--- START OF RECORD EXCERPTS ---

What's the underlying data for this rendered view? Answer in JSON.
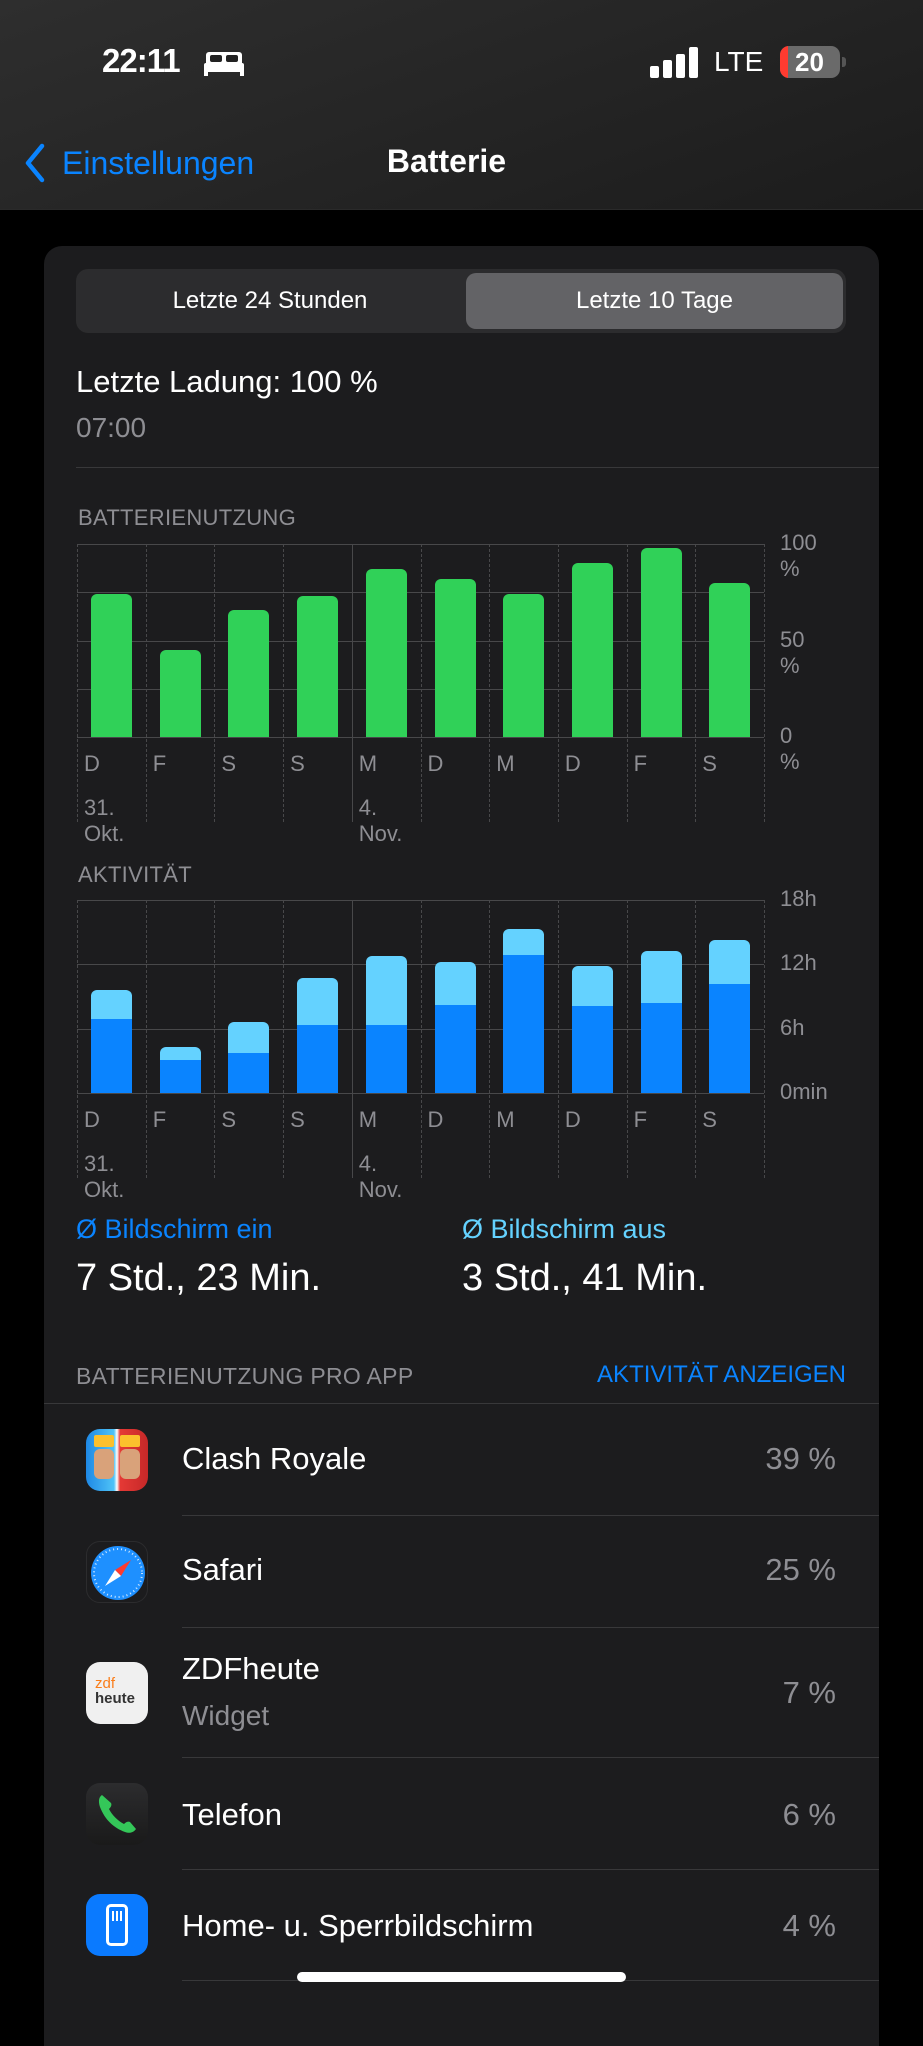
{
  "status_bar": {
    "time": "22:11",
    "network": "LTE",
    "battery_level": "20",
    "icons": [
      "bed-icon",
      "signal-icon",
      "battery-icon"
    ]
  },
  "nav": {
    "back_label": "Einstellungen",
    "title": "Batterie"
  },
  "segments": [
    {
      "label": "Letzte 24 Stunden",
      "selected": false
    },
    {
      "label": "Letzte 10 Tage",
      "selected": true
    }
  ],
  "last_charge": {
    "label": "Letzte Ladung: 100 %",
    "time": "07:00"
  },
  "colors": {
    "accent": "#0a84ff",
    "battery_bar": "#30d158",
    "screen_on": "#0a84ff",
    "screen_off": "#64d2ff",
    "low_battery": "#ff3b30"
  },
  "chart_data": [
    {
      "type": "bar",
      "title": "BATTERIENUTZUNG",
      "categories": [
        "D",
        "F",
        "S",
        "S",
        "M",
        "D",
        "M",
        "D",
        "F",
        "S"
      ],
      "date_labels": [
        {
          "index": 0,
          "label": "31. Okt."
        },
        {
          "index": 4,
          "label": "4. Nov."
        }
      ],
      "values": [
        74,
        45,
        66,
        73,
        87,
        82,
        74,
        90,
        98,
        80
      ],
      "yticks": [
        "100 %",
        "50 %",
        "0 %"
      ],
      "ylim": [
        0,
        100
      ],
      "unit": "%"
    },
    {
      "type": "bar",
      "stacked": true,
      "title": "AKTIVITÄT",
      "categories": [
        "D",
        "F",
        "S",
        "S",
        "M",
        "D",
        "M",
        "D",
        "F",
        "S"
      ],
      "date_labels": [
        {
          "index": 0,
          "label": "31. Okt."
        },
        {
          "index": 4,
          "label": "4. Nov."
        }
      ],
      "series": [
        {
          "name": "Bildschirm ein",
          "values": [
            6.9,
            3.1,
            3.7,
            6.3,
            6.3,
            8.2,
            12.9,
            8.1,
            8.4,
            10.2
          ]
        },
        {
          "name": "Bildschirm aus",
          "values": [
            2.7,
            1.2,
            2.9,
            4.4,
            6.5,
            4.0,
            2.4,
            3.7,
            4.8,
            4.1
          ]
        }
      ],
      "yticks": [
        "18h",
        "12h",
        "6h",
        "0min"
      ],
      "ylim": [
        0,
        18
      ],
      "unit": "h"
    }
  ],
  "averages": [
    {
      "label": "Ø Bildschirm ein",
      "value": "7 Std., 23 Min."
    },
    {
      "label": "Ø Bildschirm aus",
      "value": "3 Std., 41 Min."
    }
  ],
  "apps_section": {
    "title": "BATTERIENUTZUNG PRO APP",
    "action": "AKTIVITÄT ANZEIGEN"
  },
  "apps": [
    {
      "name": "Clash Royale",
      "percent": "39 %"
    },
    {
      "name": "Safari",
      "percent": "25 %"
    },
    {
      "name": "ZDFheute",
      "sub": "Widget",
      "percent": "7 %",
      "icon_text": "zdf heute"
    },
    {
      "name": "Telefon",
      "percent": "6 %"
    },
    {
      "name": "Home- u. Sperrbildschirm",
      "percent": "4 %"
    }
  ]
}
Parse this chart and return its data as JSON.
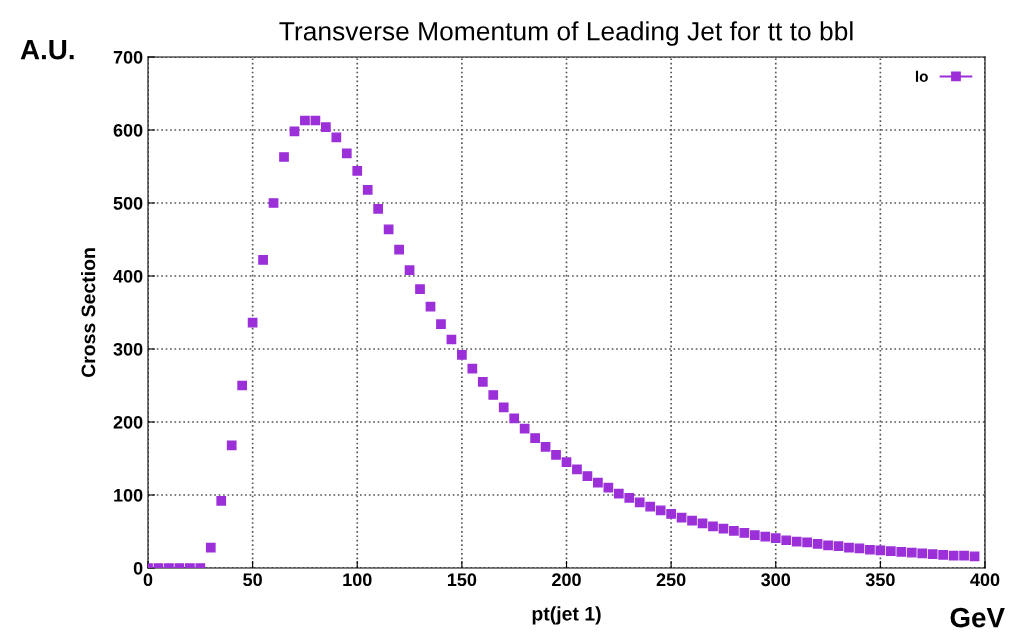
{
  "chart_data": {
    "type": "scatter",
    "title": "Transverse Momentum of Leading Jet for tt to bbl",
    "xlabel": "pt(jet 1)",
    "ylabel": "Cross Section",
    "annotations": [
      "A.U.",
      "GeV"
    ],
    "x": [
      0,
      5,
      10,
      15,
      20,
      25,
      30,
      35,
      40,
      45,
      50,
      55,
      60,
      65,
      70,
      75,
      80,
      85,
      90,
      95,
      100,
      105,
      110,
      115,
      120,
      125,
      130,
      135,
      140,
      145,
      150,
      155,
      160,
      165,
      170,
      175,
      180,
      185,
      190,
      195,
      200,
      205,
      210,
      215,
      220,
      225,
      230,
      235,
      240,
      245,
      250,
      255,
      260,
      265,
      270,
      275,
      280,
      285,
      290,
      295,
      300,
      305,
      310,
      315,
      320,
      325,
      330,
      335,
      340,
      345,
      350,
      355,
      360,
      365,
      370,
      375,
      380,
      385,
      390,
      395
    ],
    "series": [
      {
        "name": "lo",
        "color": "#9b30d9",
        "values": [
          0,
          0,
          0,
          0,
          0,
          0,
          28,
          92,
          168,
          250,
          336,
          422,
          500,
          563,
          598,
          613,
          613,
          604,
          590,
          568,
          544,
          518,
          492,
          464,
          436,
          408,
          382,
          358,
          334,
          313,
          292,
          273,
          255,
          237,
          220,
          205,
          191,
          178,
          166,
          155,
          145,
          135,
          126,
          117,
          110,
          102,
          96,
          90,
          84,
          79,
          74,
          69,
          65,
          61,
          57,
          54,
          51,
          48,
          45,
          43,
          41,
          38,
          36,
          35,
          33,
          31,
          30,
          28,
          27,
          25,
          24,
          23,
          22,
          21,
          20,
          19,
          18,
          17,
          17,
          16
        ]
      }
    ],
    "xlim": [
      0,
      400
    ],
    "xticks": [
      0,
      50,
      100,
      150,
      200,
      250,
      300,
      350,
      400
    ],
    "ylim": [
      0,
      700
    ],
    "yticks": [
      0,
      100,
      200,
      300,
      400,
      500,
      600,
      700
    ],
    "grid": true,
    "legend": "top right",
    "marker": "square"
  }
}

--- END OF RECORD EXCERPTS ---

Transcribe every record above exactly, leaving out the pictures.

SOLUTION FOR THIS PROBLEM
What's the underlying data for this rendered view? Answer in JSON.
{
  "status_bar": {
    "time": "22:11",
    "network": "LTE",
    "battery_level": "20",
    "icons": [
      "bed-icon",
      "signal-icon",
      "battery-icon"
    ]
  },
  "nav": {
    "back_label": "Einstellungen",
    "title": "Batterie"
  },
  "segments": [
    {
      "label": "Letzte 24 Stunden",
      "selected": false
    },
    {
      "label": "Letzte 10 Tage",
      "selected": true
    }
  ],
  "last_charge": {
    "label": "Letzte Ladung: 100 %",
    "time": "07:00"
  },
  "colors": {
    "accent": "#0a84ff",
    "battery_bar": "#30d158",
    "screen_on": "#0a84ff",
    "screen_off": "#64d2ff",
    "low_battery": "#ff3b30"
  },
  "chart_data": [
    {
      "type": "bar",
      "title": "BATTERIENUTZUNG",
      "categories": [
        "D",
        "F",
        "S",
        "S",
        "M",
        "D",
        "M",
        "D",
        "F",
        "S"
      ],
      "date_labels": [
        {
          "index": 0,
          "label": "31. Okt."
        },
        {
          "index": 4,
          "label": "4. Nov."
        }
      ],
      "values": [
        74,
        45,
        66,
        73,
        87,
        82,
        74,
        90,
        98,
        80
      ],
      "yticks": [
        "100 %",
        "50 %",
        "0 %"
      ],
      "ylim": [
        0,
        100
      ],
      "unit": "%"
    },
    {
      "type": "bar",
      "stacked": true,
      "title": "AKTIVITÄT",
      "categories": [
        "D",
        "F",
        "S",
        "S",
        "M",
        "D",
        "M",
        "D",
        "F",
        "S"
      ],
      "date_labels": [
        {
          "index": 0,
          "label": "31. Okt."
        },
        {
          "index": 4,
          "label": "4. Nov."
        }
      ],
      "series": [
        {
          "name": "Bildschirm ein",
          "values": [
            6.9,
            3.1,
            3.7,
            6.3,
            6.3,
            8.2,
            12.9,
            8.1,
            8.4,
            10.2
          ]
        },
        {
          "name": "Bildschirm aus",
          "values": [
            2.7,
            1.2,
            2.9,
            4.4,
            6.5,
            4.0,
            2.4,
            3.7,
            4.8,
            4.1
          ]
        }
      ],
      "yticks": [
        "18h",
        "12h",
        "6h",
        "0min"
      ],
      "ylim": [
        0,
        18
      ],
      "unit": "h"
    }
  ],
  "averages": [
    {
      "label": "Ø Bildschirm ein",
      "value": "7 Std., 23 Min."
    },
    {
      "label": "Ø Bildschirm aus",
      "value": "3 Std., 41 Min."
    }
  ],
  "apps_section": {
    "title": "BATTERIENUTZUNG PRO APP",
    "action": "AKTIVITÄT ANZEIGEN"
  },
  "apps": [
    {
      "name": "Clash Royale",
      "percent": "39 %"
    },
    {
      "name": "Safari",
      "percent": "25 %"
    },
    {
      "name": "ZDFheute",
      "sub": "Widget",
      "percent": "7 %",
      "icon_text": "zdf heute"
    },
    {
      "name": "Telefon",
      "percent": "6 %"
    },
    {
      "name": "Home- u. Sperrbildschirm",
      "percent": "4 %"
    }
  ]
}
Parse this chart and return its data as JSON.
{
  "chart_data": {
    "type": "scatter",
    "title": "Transverse Momentum of Leading Jet for tt to bbl",
    "xlabel": "pt(jet 1)",
    "ylabel": "Cross Section",
    "annotations": [
      "A.U.",
      "GeV"
    ],
    "x": [
      0,
      5,
      10,
      15,
      20,
      25,
      30,
      35,
      40,
      45,
      50,
      55,
      60,
      65,
      70,
      75,
      80,
      85,
      90,
      95,
      100,
      105,
      110,
      115,
      120,
      125,
      130,
      135,
      140,
      145,
      150,
      155,
      160,
      165,
      170,
      175,
      180,
      185,
      190,
      195,
      200,
      205,
      210,
      215,
      220,
      225,
      230,
      235,
      240,
      245,
      250,
      255,
      260,
      265,
      270,
      275,
      280,
      285,
      290,
      295,
      300,
      305,
      310,
      315,
      320,
      325,
      330,
      335,
      340,
      345,
      350,
      355,
      360,
      365,
      370,
      375,
      380,
      385,
      390,
      395
    ],
    "series": [
      {
        "name": "lo",
        "color": "#9b30d9",
        "values": [
          0,
          0,
          0,
          0,
          0,
          0,
          28,
          92,
          168,
          250,
          336,
          422,
          500,
          563,
          598,
          613,
          613,
          604,
          590,
          568,
          544,
          518,
          492,
          464,
          436,
          408,
          382,
          358,
          334,
          313,
          292,
          273,
          255,
          237,
          220,
          205,
          191,
          178,
          166,
          155,
          145,
          135,
          126,
          117,
          110,
          102,
          96,
          90,
          84,
          79,
          74,
          69,
          65,
          61,
          57,
          54,
          51,
          48,
          45,
          43,
          41,
          38,
          36,
          35,
          33,
          31,
          30,
          28,
          27,
          25,
          24,
          23,
          22,
          21,
          20,
          19,
          18,
          17,
          17,
          16
        ]
      }
    ],
    "xlim": [
      0,
      400
    ],
    "xticks": [
      0,
      50,
      100,
      150,
      200,
      250,
      300,
      350,
      400
    ],
    "ylim": [
      0,
      700
    ],
    "yticks": [
      0,
      100,
      200,
      300,
      400,
      500,
      600,
      700
    ],
    "grid": true,
    "legend": "top right",
    "marker": "square"
  }
}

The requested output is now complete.